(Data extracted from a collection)
☆ ☆ ☆ ☆

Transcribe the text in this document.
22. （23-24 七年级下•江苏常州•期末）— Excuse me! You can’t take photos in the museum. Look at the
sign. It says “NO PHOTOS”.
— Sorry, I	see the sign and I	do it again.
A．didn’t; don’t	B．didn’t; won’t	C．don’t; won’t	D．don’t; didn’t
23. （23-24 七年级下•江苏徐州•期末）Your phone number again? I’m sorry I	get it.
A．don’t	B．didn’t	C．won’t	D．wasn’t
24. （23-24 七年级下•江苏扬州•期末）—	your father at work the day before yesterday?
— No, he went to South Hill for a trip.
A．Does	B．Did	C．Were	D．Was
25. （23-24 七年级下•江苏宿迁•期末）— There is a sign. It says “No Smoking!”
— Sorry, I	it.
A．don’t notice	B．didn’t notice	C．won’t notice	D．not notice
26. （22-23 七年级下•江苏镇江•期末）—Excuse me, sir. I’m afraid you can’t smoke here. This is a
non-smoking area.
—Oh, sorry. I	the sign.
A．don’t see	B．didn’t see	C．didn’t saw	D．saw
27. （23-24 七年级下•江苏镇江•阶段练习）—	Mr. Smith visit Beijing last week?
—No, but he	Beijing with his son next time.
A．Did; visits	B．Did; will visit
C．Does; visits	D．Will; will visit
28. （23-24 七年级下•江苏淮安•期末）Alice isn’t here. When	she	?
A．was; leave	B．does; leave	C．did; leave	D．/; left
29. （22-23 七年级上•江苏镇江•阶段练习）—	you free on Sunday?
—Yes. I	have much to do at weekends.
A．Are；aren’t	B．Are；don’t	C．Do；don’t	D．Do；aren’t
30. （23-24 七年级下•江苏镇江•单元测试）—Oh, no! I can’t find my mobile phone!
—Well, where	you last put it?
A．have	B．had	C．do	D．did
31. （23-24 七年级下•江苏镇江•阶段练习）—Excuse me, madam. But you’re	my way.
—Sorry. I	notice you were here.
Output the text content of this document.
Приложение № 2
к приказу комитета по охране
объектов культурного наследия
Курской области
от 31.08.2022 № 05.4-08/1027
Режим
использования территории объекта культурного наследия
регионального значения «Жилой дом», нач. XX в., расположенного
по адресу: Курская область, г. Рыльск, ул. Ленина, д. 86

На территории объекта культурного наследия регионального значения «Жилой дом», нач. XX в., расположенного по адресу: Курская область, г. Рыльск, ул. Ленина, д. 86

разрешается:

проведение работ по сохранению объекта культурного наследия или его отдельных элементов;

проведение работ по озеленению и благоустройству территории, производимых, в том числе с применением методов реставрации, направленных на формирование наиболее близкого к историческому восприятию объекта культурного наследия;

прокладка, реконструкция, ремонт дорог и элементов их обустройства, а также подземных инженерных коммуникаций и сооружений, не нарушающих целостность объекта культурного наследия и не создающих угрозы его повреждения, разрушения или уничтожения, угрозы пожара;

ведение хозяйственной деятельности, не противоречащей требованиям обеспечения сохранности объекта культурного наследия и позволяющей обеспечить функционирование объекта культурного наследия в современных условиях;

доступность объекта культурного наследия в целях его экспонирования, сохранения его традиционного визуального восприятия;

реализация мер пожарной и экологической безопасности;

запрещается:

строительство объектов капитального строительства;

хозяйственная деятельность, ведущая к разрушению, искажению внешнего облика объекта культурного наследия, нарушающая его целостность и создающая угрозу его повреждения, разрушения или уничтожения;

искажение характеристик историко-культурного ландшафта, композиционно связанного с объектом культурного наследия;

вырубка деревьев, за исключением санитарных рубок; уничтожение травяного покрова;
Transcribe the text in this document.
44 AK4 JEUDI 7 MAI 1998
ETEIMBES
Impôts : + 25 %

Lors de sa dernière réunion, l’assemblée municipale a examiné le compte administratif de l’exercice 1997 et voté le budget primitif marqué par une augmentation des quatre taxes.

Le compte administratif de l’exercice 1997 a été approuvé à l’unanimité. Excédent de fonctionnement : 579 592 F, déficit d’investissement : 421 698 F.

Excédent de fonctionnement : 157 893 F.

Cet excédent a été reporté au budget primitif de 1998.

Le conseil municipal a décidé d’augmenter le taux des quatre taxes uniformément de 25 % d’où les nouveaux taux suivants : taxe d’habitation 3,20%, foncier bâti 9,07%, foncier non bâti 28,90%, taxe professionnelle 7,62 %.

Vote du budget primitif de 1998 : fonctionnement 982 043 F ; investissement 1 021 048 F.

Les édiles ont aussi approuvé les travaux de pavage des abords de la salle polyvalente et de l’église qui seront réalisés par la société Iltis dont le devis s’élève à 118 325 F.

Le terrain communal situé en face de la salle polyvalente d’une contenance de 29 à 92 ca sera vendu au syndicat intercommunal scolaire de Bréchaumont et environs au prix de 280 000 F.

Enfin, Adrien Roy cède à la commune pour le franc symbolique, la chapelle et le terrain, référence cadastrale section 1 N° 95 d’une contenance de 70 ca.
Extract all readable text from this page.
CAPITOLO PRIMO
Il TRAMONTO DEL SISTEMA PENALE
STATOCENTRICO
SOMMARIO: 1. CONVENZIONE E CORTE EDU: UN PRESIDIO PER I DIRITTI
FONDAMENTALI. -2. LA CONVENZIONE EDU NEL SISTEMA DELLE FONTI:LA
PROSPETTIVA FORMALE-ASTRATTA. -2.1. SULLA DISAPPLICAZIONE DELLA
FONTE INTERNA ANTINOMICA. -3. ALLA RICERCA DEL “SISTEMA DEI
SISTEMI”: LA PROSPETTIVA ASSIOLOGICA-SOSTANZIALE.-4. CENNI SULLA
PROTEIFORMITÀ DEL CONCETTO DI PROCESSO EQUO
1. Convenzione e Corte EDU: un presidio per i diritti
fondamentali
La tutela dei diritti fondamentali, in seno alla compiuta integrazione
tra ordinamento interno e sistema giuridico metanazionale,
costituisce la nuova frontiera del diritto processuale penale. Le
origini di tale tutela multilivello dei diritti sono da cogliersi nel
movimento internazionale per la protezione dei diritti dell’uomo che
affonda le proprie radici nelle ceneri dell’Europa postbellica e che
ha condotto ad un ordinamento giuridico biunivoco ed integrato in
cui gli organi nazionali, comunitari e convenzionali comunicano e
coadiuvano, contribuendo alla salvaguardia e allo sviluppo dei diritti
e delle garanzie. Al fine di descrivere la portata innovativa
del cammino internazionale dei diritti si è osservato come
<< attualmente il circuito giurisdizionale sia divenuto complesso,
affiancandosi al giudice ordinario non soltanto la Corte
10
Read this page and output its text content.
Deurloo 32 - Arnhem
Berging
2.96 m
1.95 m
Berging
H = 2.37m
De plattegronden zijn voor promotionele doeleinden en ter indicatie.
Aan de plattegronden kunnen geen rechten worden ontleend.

☆ ☆ ☆ ☆

## PROBLEM REQUIREMENTS
Pull every line containing "уничтожения" from the material above.

## SOLUTION TO THIS EXERCISE
прокладка, реконструкция, ремонт дорог и элементов их обустройства, а также подземных инженерных коммуникаций и сооружений, не нарушающих целостность объекта культурного наследия и не создающих угрозы его повреждения, разрушения или уничтожения, угрозы пожара;
хозяйственная деятельность, ведущая к разрушению, искажению внешнего облика объекта культурного наследия, нарушающая его целостность и создающая угрозу его повреждения, разрушения или уничтожения;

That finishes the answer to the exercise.